Any picture among the records should be left out, please; retype the rest exactly.

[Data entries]
********

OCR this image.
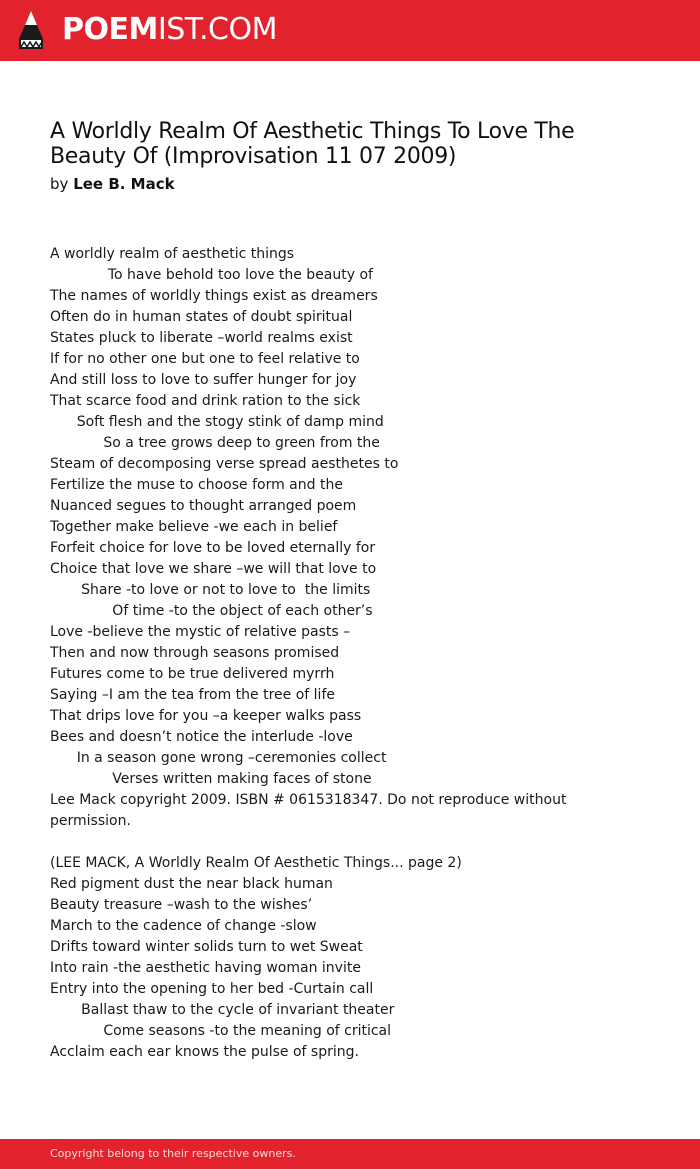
POEMIST.COM
A Worldly Realm Of Aesthetic Things To Love The Beauty Of (Improvisation 11 07 2009)
by Lee B. Mack
A worldly realm of aesthetic things
To have behold too love the beauty of
The names of worldly things exist as dreamers
Often do in human states of doubt spiritual
States pluck to liberate –world realms exist
If for no other one but one to feel relative to
And still loss to love to suffer hunger for joy
That scarce food and drink ration to the sick
Soft flesh and the stogy stink of damp mind
So a tree grows deep to green from the
Steam of decomposing verse spread aesthetes to
Fertilize the muse to choose form and the
Nuanced segues to thought arranged poem
Together make believe -we each in belief
Forfeit choice for love to be loved eternally for
Choice that love we share –we will that love to
Share -to love or not to love to  the limits
Of time -to the object of each other’s
Love -believe the mystic of relative pasts –
Then and now through seasons promised
Futures come to be true delivered myrrh
Saying –I am the tea from the tree of life
That drips love for you –a keeper walks pass
Bees and doesn’t notice the interlude -love
In a season gone wrong –ceremonies collect
Verses written making faces of stone
Lee Mack copyright 2009. ISBN # 0615318347. Do not reproduce without permission.
(LEE MACK, A Worldly Realm Of Aesthetic Things... page 2)
Red pigment dust the near black human
Beauty treasure –wash to the wishes’
March to the cadence of change -slow
Drifts toward winter solids turn to wet Sweat
Into rain -the aesthetic having woman invite
Entry into the opening to her bed -Curtain call
Ballast thaw to the cycle of invariant theater
Come seasons -to the meaning of critical
Acclaim each ear knows the pulse of spring.
Copyright belong to their respective owners.
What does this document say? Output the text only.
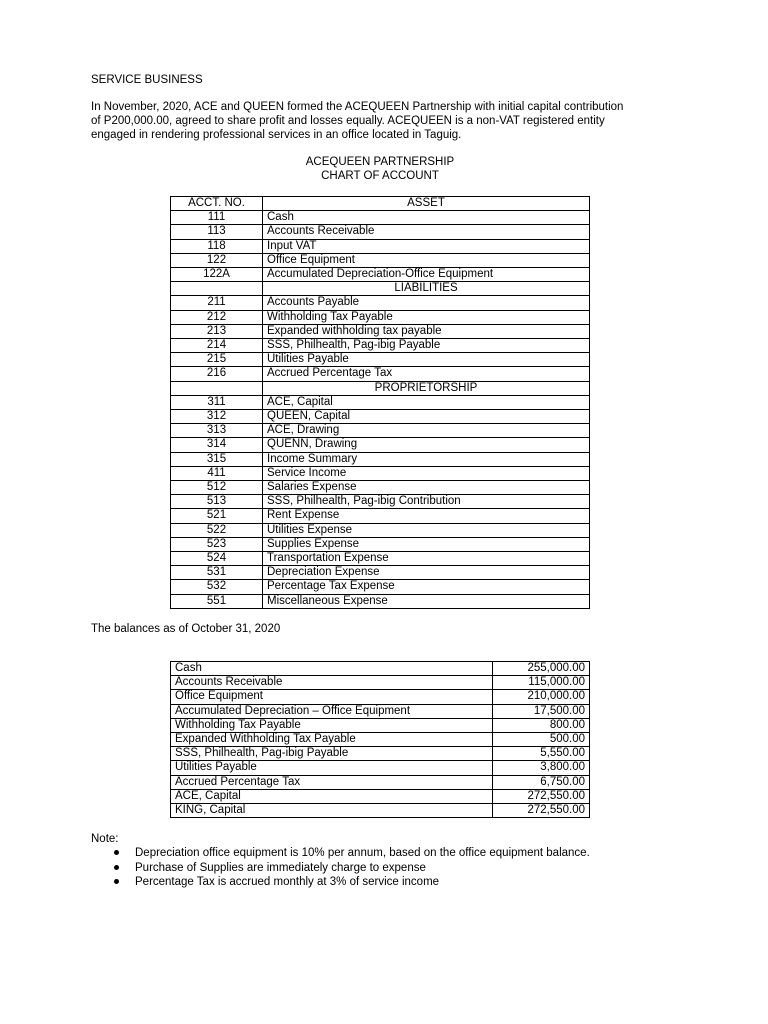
SERVICE BUSINESS

In November, 2020, ACE and QUEEN formed the ACEQUEEN Partnership with initial capital contribution

of P200,000.00, agreed to share profit and losses equally. ACEQUEEN is a non-VAT registered entity

engaged in rendering professional services in an office located in Taguig.

ACEQUEEN PARTNERSHIP
CHART OF ACCOUNT
ACCT. NO.	ASSET
111	Cash
113	Accounts Receivable
118	Input VAT
122	Office Equipment
122A	Accumulated Depreciation-Office Equipment
	LIABILITIES
211	Accounts Payable
212	Withholding Tax Payable
213	Expanded withholding tax payable
214	SSS, Philhealth, Pag-ibig Payable
215	Utilities Payable
216	Accrued Percentage Tax
	PROPRIETORSHIP
311	ACE, Capital
312	QUEEN, Capital
313	ACE, Drawing
314	QUENN, Drawing
315	Income Summary
411	Service Income
512	Salaries Expense
513	SSS, Philhealth, Pag-ibig Contribution
521	Rent Expense
522	Utilities Expense
523	Supplies Expense
524	Transportation Expense
531	Depreciation Expense
532	Percentage Tax Expense
551	Miscellaneous Expense
The balances as of October 31, 2020
Cash	255,000.00
Accounts Receivable	115,000.00
Office Equipment	210,000.00
Accumulated Depreciation – Office Equipment	17,500.00
Withholding Tax Payable	800.00
Expanded Withholding Tax Payable	500.00
SSS, Philhealth, Pag-ibig Payable	5,550.00
Utilities Payable	3,800.00
Accrued Percentage Tax	6,750.00
ACE, Capital	272,550.00
KING, Capital	272,550.00
Note:
Depreciation office equipment is 10% per annum, based on the office equipment balance.
Purchase of Supplies are immediately charge to expense
Percentage Tax is accrued monthly at 3% of service income
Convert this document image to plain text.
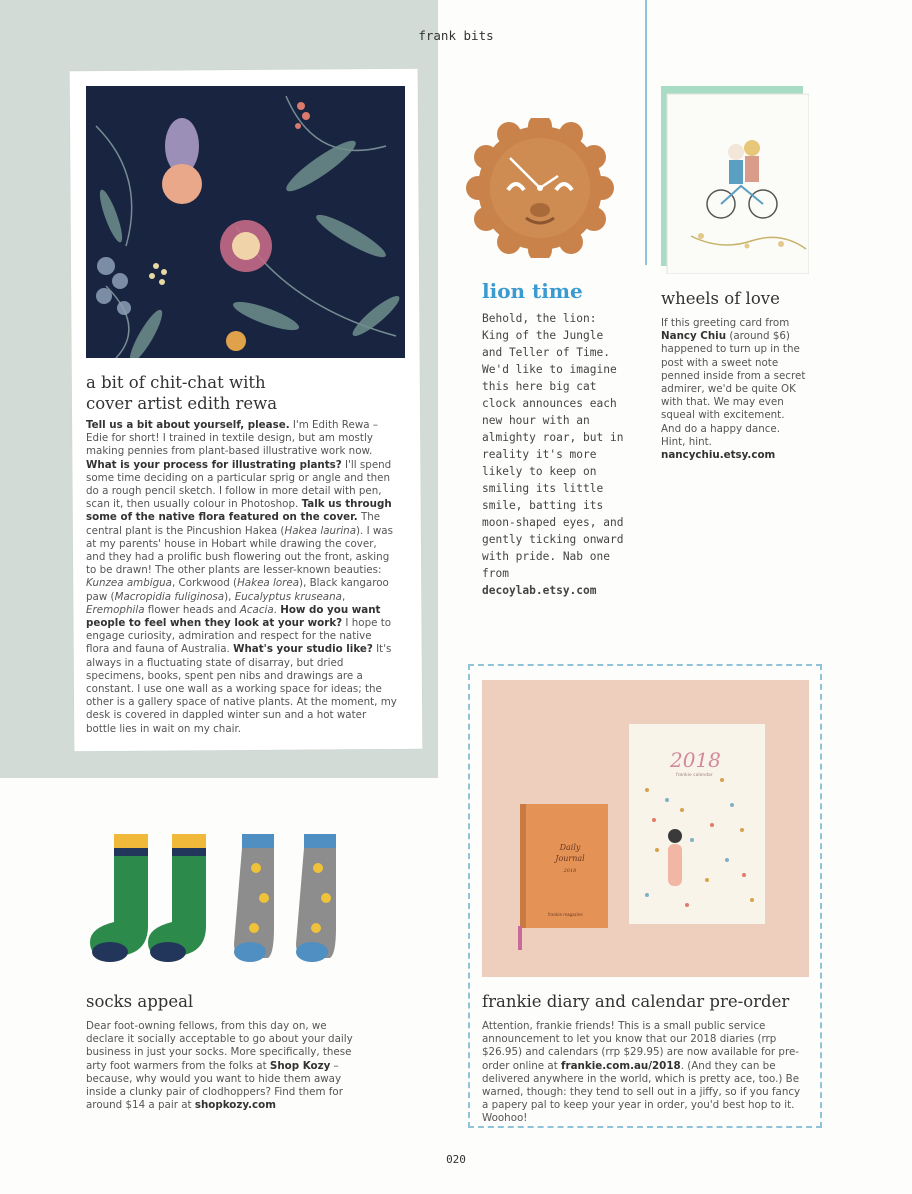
frank bits
a bit of chit-chat with
cover artist edith rewa
Tell us a bit about yourself, please. I'm Edith Rewa – Edie for short! I trained in textile design, but am mostly making pennies from plant-based illustrative work now. What is your process for illustrating plants? I'll spend some time deciding on a particular sprig or angle and then do a rough pencil sketch. I follow in more detail with pen, scan it, then usually colour in Photoshop. Talk us through some of the native flora featured on the cover. The central plant is the Pincushion Hakea (Hakea laurina). I was at my parents' house in Hobart while drawing the cover, and they had a prolific bush flowering out the front, asking to be drawn! The other plants are lesser-known beauties: Kunzea ambigua, Corkwood (Hakea lorea), Black kangaroo paw (Macropidia fuliginosa), Eucalyptus kruseana, Eremophila flower heads and Acacia. How do you want people to feel when they look at your work? I hope to engage curiosity, admiration and respect for the native flora and fauna of Australia. What's your studio like? It's always in a fluctuating state of disarray, but dried specimens, books, spent pen nibs and drawings are a constant. I use one wall as a working space for ideas; the other is a gallery space of native plants. At the moment, my desk is covered in dappled winter sun and a hot water bottle lies in wait on my chair.
lion time
Behold, the lion: King of the Jungle and Teller of Time. We'd like to imagine this here big cat clock announces each new hour with an almighty roar, but in reality it's more likely to keep on smiling its little smile, batting its moon-shaped eyes, and gently ticking onward with pride. Nab one from decoylab.etsy.com
wheels of love
If this greeting card from Nancy Chiu (around $6) happened to turn up in the post with a sweet note penned inside from a secret admirer, we'd be quite OK with that. We may even squeal with excitement. And do a happy dance. Hint, hint. nancychiu.etsy.com
2018
frankie calendar
Daily
Journal
2018
frankie magazine
frankie diary and calendar pre-order
Attention, frankie friends! This is a small public service announcement to let you know that our 2018 diaries (rrp $26.95) and calendars (rrp $29.95) are now available for pre-order online at frankie.com.au/2018. (And they can be delivered anywhere in the world, which is pretty ace, too.) Be warned, though: they tend to sell out in a jiffy, so if you fancy a papery pal to keep your year in order, you'd best hop to it. Woohoo!
socks appeal
Dear foot-owning fellows, from this day on, we declare it socially acceptable to go about your daily business in just your socks. More specifically, these arty foot warmers from the folks at Shop Kozy – because, why would you want to hide them away inside a clunky pair of clodhoppers? Find them for around $14 a pair at shopkozy.com
020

********

[OUTPUT]:
OCR this image.
POEMIST.COM
A Worldly Realm Of Aesthetic Things To Love The Beauty Of (Improvisation 11 07 2009)
by Lee B. Mack
A worldly realm of aesthetic things
To have behold too love the beauty of
The names of worldly things exist as dreamers
Often do in human states of doubt spiritual
States pluck to liberate –world realms exist
If for no other one but one to feel relative to
And still loss to love to suffer hunger for joy
That scarce food and drink ration to the sick
Soft flesh and the stogy stink of damp mind
So a tree grows deep to green from the
Steam of decomposing verse spread aesthetes to
Fertilize the muse to choose form and the
Nuanced segues to thought arranged poem
Together make believe -we each in belief
Forfeit choice for love to be loved eternally for
Choice that love we share –we will that love to
Share -to love or not to love to  the limits
Of time -to the object of each other’s
Love -believe the mystic of relative pasts –
Then and now through seasons promised
Futures come to be true delivered myrrh
Saying –I am the tea from the tree of life
That drips love for you –a keeper walks pass
Bees and doesn’t notice the interlude -love
In a season gone wrong –ceremonies collect
Verses written making faces of stone
Lee Mack copyright 2009. ISBN # 0615318347. Do not reproduce without permission.
(LEE MACK, A Worldly Realm Of Aesthetic Things... page 2)
Red pigment dust the near black human
Beauty treasure –wash to the wishes’
March to the cadence of change -slow
Drifts toward winter solids turn to wet Sweat
Into rain -the aesthetic having woman invite
Entry into the opening to her bed -Curtain call
Ballast thaw to the cycle of invariant theater
Come seasons -to the meaning of critical
Acclaim each ear knows the pulse of spring.
Copyright belong to their respective owners.
What does this document say? Output the text only.
SERVICE BUSINESS

In November, 2020, ACE and QUEEN formed the ACEQUEEN Partnership with initial capital contribution

of P200,000.00, agreed to share profit and losses equally. ACEQUEEN is a non-VAT registered entity

engaged in rendering professional services in an office located in Taguig.

ACEQUEEN PARTNERSHIP
CHART OF ACCOUNT
ACCT. NO.	ASSET
111	Cash
113	Accounts Receivable
118	Input VAT
122	Office Equipment
122A	Accumulated Depreciation-Office Equipment
	LIABILITIES
211	Accounts Payable
212	Withholding Tax Payable
213	Expanded withholding tax payable
214	SSS, Philhealth, Pag-ibig Payable
215	Utilities Payable
216	Accrued Percentage Tax
	PROPRIETORSHIP
311	ACE, Capital
312	QUEEN, Capital
313	ACE, Drawing
314	QUENN, Drawing
315	Income Summary
411	Service Income
512	Salaries Expense
513	SSS, Philhealth, Pag-ibig Contribution
521	Rent Expense
522	Utilities Expense
523	Supplies Expense
524	Transportation Expense
531	Depreciation Expense
532	Percentage Tax Expense
551	Miscellaneous Expense
The balances as of October 31, 2020
Cash	255,000.00
Accounts Receivable	115,000.00
Office Equipment	210,000.00
Accumulated Depreciation – Office Equipment	17,500.00
Withholding Tax Payable	800.00
Expanded Withholding Tax Payable	500.00
SSS, Philhealth, Pag-ibig Payable	5,550.00
Utilities Payable	3,800.00
Accrued Percentage Tax	6,750.00
ACE, Capital	272,550.00
KING, Capital	272,550.00
Note:
Depreciation office equipment is 10% per annum, based on the office equipment balance.
Purchase of Supplies are immediately charge to expense
Percentage Tax is accrued monthly at 3% of service income
Convert this document image to plain text.
frank bits
a bit of chit-chat with
cover artist edith rewa
Tell us a bit about yourself, please. I'm Edith Rewa – Edie for short! I trained in textile design, but am mostly making pennies from plant-based illustrative work now. What is your process for illustrating plants? I'll spend some time deciding on a particular sprig or angle and then do a rough pencil sketch. I follow in more detail with pen, scan it, then usually colour in Photoshop. Talk us through some of the native flora featured on the cover. The central plant is the Pincushion Hakea (Hakea laurina). I was at my parents' house in Hobart while drawing the cover, and they had a prolific bush flowering out the front, asking to be drawn! The other plants are lesser-known beauties: Kunzea ambigua, Corkwood (Hakea lorea), Black kangaroo paw (Macropidia fuliginosa), Eucalyptus kruseana, Eremophila flower heads and Acacia. How do you want people to feel when they look at your work? I hope to engage curiosity, admiration and respect for the native flora and fauna of Australia. What's your studio like? It's always in a fluctuating state of disarray, but dried specimens, books, spent pen nibs and drawings are a constant. I use one wall as a working space for ideas; the other is a gallery space of native plants. At the moment, my desk is covered in dappled winter sun and a hot water bottle lies in wait on my chair.
lion time
Behold, the lion: King of the Jungle and Teller of Time. We'd like to imagine this here big cat clock announces each new hour with an almighty roar, but in reality it's more likely to keep on smiling its little smile, batting its moon-shaped eyes, and gently ticking onward with pride. Nab one from decoylab.etsy.com
wheels of love
If this greeting card from Nancy Chiu (around $6) happened to turn up in the post with a sweet note penned inside from a secret admirer, we'd be quite OK with that. We may even squeal with excitement. And do a happy dance. Hint, hint. nancychiu.etsy.com
2018
frankie calendar
Daily
Journal
2018
frankie magazine
frankie diary and calendar pre-order
Attention, frankie friends! This is a small public service announcement to let you know that our 2018 diaries (rrp $26.95) and calendars (rrp $29.95) are now available for pre-order online at frankie.com.au/2018. (And they can be delivered anywhere in the world, which is pretty ace, too.) Be warned, though: they tend to sell out in a jiffy, so if you fancy a papery pal to keep your year in order, you'd best hop to it. Woohoo!
socks appeal
Dear foot-owning fellows, from this day on, we declare it socially acceptable to go about your daily business in just your socks. More specifically, these arty foot warmers from the folks at Shop Kozy – because, why would you want to hide them away inside a clunky pair of clodhoppers? Find them for around $14 a pair at shopkozy.com
020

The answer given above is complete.